■ Objective
Report the number of lines containing "ishlab", with no other words.
---
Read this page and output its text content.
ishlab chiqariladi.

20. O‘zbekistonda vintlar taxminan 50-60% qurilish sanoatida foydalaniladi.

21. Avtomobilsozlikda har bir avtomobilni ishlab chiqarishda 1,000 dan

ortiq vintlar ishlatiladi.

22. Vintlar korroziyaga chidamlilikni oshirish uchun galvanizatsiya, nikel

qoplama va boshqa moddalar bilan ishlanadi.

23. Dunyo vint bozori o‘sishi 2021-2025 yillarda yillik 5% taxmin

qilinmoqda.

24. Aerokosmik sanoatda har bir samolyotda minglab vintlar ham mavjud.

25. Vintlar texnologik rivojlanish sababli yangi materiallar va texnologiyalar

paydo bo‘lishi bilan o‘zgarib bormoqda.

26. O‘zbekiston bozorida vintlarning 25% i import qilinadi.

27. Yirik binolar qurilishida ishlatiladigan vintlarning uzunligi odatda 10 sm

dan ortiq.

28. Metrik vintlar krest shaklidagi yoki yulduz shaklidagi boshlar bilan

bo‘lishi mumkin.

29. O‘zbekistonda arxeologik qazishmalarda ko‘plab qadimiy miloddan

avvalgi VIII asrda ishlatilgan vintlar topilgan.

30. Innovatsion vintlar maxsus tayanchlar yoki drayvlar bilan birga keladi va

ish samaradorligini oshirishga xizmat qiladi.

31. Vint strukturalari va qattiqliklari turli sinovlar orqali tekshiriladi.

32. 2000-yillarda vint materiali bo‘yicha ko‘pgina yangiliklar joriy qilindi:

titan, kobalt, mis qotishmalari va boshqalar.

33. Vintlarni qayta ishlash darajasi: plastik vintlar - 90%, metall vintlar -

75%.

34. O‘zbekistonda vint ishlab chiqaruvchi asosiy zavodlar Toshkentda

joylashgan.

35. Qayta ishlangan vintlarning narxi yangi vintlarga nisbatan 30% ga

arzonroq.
---
■ Reply
3